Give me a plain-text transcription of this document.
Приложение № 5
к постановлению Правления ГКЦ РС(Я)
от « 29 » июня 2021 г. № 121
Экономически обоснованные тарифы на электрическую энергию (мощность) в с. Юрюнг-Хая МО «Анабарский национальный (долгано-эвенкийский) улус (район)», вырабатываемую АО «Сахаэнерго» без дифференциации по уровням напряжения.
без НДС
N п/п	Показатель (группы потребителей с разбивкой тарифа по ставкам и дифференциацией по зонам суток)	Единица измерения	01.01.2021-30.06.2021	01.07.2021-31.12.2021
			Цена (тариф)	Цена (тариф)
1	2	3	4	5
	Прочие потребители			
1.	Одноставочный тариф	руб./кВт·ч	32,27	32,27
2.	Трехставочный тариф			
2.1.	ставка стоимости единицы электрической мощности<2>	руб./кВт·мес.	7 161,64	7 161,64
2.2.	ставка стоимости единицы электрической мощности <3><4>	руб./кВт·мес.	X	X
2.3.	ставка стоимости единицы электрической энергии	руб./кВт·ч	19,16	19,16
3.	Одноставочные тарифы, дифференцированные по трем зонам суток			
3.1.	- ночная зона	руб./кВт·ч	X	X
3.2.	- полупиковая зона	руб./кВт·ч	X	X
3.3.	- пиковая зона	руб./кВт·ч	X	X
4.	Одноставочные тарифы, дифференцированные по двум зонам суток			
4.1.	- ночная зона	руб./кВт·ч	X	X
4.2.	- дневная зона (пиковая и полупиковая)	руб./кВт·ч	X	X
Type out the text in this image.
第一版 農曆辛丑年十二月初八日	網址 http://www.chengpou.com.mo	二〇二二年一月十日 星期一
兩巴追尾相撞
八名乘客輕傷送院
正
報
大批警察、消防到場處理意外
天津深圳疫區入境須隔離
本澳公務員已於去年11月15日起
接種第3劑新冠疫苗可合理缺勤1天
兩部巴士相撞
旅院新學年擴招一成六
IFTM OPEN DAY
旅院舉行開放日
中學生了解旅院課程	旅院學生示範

────────────────────

### Short task
Reproduce each line of the material containing the word "электрической".

### Solved problem
2.1.	ставка стоимости единицы электрической мощности<2>	руб./кВт·мес.	7 161,64	7 161,64
2.2.	ставка стоимости единицы электрической мощности <3><4>	руб./кВт·мес.	X	X
2.3.	ставка стоимости единицы электрической энергии	руб./кВт·ч	19,16	19,16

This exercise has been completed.